* **FRAGMENTO DE LA PÁGINA**
· · · · ·
Jóvenes, lindos y héroes

 Por Pablo Toblli |


Epílogo para una historia de la juventud del siglo XX

Luis Antonio de Villena en Biografía del fracaso deslindó las capas del inconformismo de los artistas del siglo XIX con la sociedad vigente, que tuvieron como sueño estético/existencial el deseo de una vida absoluta capaz de albergar el ideal del arte y cambiar el mundo, aunque tal fin siempre fue un tesoro en fuga e inaprensible. Este fue el legado con el que los rockeros del siglo XX pergeñaron su juventud, unida al embudo del genio-vidente-dios, pero insertos en un mundo más globalizado que ponía en vidriera al sujeto no sólo talentoso, con mundos interiores vastos y ricos, sino también a su posibilidad de llevarlo en su cuerpo, en sus apariciones públicas en televisión, en su ropa que simbolizaba la alteridad producto del auge de las modas textiles, que se diversificaban,  en contraposición a las propuestas escuetas para vestirse en el siglo XIX, que no permitían mucha distinción de los capitales simbólicos, más allá de algún traje desvalido y una barba descuidada de algún poeta de mala muerte. 

De Villena en su texto propone que existió una estructura de sentimiento característica en todos los artistas del siglo XIX que se convirtieron en leyenda, y que es la sensación de sentirse perdedores, pero la noción de perdedor es la disconformidad y la orfandad que motiva a la deserción de una vida confinada a la carencia de belleza de los días ordinarios y efectistas de la modernidad, de ese orden vigente, bajo una luz monótona de una burguesía que no los seducía. Entonces, luego de la búsqueda artística y de la frustración por un mundo que no la encauza, apareció en muchos de ellos la reclusión; pero no cualquier reclusión que implique la resignación a convertirse en eso que nunca quisieron ser, sino una reclusión excéntrica, siguiendo en el magma-contrasistema en el que se ahondaba en los excesos, en la pobreza económica, en la locura y en el olvido: los últimos suspiros de las biografías de Rimbaud, Paul Gauguin, Antonin Artaud, nos marcan la tónica de esta cosmovisión.

Como dije, esta matriz se hereda a las figuras del arte del siglo XX, pero que insertadas en el auge de los medios masivos de comunicación se amplifican y logran vivir en vida el brillo de una existencia ligada a la excentricidad, a la autoreferencia, al dinero, contrariamente a los poetas y pintores del siglo XIX quienes -en su mayoría- no vivieron la fama que trae aparejada a los genios heroicos y exóticos, y tuvieron que morir en el silencio: Rimbaud nunca supo que revolucionó la poesía y que millones de poetas alrededor del globo iban a querer escribir y vivir como él.
· · · · ·
* **MATERIAL PROPORCIONADO**
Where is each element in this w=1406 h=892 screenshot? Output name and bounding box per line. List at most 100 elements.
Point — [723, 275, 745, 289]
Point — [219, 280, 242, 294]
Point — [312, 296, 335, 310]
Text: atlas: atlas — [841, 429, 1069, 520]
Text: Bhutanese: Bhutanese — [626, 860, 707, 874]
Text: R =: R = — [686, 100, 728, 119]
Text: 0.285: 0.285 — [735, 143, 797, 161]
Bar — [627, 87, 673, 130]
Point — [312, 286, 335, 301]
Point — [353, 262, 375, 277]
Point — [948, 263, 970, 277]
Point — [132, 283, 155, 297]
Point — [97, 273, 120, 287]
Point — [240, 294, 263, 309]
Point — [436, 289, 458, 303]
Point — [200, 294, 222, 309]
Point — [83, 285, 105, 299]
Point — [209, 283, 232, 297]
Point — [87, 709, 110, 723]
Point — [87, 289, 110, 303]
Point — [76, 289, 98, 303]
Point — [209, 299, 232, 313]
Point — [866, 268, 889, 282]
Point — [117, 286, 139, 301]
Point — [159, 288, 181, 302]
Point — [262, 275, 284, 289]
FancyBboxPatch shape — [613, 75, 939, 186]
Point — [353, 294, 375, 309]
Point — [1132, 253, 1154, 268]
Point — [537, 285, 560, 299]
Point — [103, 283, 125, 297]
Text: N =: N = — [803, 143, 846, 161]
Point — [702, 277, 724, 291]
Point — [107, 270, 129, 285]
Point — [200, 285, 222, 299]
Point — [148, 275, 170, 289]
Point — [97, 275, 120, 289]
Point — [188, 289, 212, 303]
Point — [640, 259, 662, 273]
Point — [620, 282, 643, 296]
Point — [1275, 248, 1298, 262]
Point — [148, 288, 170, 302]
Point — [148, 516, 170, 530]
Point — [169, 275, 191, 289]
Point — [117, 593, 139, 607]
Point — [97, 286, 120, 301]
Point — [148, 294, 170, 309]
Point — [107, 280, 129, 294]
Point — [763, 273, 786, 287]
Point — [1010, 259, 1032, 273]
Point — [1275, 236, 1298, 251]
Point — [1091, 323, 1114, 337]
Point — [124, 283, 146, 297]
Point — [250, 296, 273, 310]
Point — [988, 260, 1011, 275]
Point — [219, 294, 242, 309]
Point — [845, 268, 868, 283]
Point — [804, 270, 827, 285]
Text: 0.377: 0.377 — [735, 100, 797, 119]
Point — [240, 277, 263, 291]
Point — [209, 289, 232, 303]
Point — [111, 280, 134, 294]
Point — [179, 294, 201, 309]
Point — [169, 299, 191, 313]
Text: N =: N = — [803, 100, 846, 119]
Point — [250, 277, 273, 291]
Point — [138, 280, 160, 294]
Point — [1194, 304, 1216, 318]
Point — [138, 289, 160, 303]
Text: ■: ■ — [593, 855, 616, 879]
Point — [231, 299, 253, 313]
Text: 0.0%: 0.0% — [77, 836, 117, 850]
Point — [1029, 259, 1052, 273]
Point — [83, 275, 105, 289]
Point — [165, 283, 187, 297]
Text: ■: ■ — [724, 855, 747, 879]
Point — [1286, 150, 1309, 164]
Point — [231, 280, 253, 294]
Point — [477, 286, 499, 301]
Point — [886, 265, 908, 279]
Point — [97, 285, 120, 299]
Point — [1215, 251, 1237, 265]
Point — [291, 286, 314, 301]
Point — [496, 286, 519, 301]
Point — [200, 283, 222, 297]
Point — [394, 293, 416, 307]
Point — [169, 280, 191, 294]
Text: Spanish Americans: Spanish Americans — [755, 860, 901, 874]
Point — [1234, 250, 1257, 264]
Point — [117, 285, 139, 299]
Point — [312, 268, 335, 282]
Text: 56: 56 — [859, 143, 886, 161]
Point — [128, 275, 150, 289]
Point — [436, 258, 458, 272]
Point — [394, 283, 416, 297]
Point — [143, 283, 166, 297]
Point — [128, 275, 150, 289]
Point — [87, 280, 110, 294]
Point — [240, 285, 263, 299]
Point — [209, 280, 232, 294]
· · · · ·
* **OBJETIVOS**
(1) ¿Qué nunca supo Rimbaud, según el fragmento?
(2) Por favor, pasa a una tabla Markdown todo lo que va desde el inicio de los registros hasta la línea que contiene "Point — [148, 516, 170, 530]", ambos extremos incluidos, con una columna «N.º» para el número de fila y otra «Línea» para su texto. Omite las líneas en blanco.
El fragmento y los registros no guardan relación entre sí.

* **RESPUESTAS**
(1) Que revolucionó la poesía y que millones de poetas alrededor del globo iban a querer escribir y vivir como él.

(2)
| N.º | Línea |
|---|---|
| 1 | Where is each element in this w=1406 h=892 screenshot? Output name and bounding box per line. List at most 100 elements. |
| 2 | Point — [723, 275, 745, 289] |
| 3 | Point — [219, 280, 242, 294] |
| 4 | Point — [312, 296, 335, 310] |
| 5 | Text: atlas: atlas — [841, 429, 1069, 520] |
| 6 | Text: Bhutanese: Bhutanese — [626, 860, 707, 874] |
| 7 | Text: R =: R = — [686, 100, 728, 119] |
| 8 | Text: 0.285: 0.285 — [735, 143, 797, 161] |
| 9 | Bar — [627, 87, 673, 130] |
| 10 | Point — [312, 286, 335, 301] |
| 11 | Point — [353, 262, 375, 277] |
| 12 | Point — [948, 263, 970, 277] |
| 13 | Point — [132, 283, 155, 297] |
| 14 | Point — [97, 273, 120, 287] |
| 15 | Point — [240, 294, 263, 309] |
| 16 | Point — [436, 289, 458, 303] |
| 17 | Point — [200, 294, 222, 309] |
| 18 | Point — [83, 285, 105, 299] |
| 19 | Point — [209, 283, 232, 297] |
| 20 | Point — [87, 709, 110, 723] |
| 21 | Point — [87, 289, 110, 303] |
| 22 | Point — [76, 289, 98, 303] |
| 23 | Point — [209, 299, 232, 313] |
| 24 | Point — [866, 268, 889, 282] |
| 25 | Point — [117, 286, 139, 301] |
| 26 | Point — [159, 288, 181, 302] |
| 27 | Point — [262, 275, 284, 289] |
| 28 | FancyBboxPatch shape — [613, 75, 939, 186] |
| 29 | Point — [353, 294, 375, 309] |
| 30 | Point — [1132, 253, 1154, 268] |
| 31 | Point — [537, 285, 560, 299] |
| 32 | Point — [103, 283, 125, 297] |
| 33 | Text: N =: N = — [803, 143, 846, 161] |
| 34 | Point — [702, 277, 724, 291] |
| 35 | Point — [107, 270, 129, 285] |
| 36 | Point — [200, 285, 222, 299] |
| 37 | Point — [148, 275, 170, 289] |
| 38 | Point — [97, 275, 120, 289] |
| 39 | Point — [188, 289, 212, 303] |
| 40 | Point — [640, 259, 662, 273] |
| 41 | Point — [620, 282, 643, 296] |
| 42 | Point — [1275, 248, 1298, 262] |
| 43 | Point — [148, 288, 170, 302] |
| 44 | Point — [148, 516, 170, 530] |